### STATED GOAL
Print every entry exactly as written.

### EXERCISE MATERIAL
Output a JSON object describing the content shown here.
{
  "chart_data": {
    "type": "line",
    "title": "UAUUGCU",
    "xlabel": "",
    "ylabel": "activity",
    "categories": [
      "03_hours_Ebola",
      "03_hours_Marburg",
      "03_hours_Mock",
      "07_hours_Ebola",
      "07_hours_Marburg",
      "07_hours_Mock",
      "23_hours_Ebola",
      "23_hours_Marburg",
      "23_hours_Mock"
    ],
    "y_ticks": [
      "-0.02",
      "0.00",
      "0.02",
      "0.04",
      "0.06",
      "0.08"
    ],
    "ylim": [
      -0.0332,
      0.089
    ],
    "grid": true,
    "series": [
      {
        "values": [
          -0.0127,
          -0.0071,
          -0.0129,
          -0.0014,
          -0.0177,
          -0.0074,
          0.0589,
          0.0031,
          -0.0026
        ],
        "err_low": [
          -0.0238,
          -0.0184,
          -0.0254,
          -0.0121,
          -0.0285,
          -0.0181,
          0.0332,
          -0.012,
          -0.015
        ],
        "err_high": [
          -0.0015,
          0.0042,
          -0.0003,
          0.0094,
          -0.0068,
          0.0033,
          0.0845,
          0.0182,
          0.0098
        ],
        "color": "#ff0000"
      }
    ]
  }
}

### RESULT OF THE EXERCISE
Output a JSON object describing the content shown here.
{
  "chart_data": {
    "type": "line",
    "title": "UAUUGCU",
    "xlabel": "",
    "ylabel": "activity",
    "categories": [
      "03_hours_Ebola",
      "03_hours_Marburg",
      "03_hours_Mock",
      "07_hours_Ebola",
      "07_hours_Marburg",
      "07_hours_Mock",
      "23_hours_Ebola",
      "23_hours_Marburg",
      "23_hours_Mock"
    ],
    "y_ticks": [
      "-0.02",
      "0.00",
      "0.02",
      "0.04",
      "0.06",
      "0.08"
    ],
    "ylim": [
      -0.0332,
      0.089
    ],
    "grid": true,
    "series": [
      {
        "values": [
          -0.0127,
          -0.0071,
          -0.0129,
          -0.0014,
          -0.0177,
          -0.0074,
          0.0589,
          0.0031,
          -0.0026
        ],
        "err_low": [
          -0.0238,
          -0.0184,
          -0.0254,
          -0.0121,
          -0.0285,
          -0.0181,
          0.0332,
          -0.012,
          -0.015
        ],
        "err_high": [
          -0.0015,
          0.0042,
          -0.0003,
          0.0094,
          -0.0068,
          0.0033,
          0.0845,
          0.0182,
          0.0098
        ],
        "color": "#ff0000"
      }
    ]
  }
}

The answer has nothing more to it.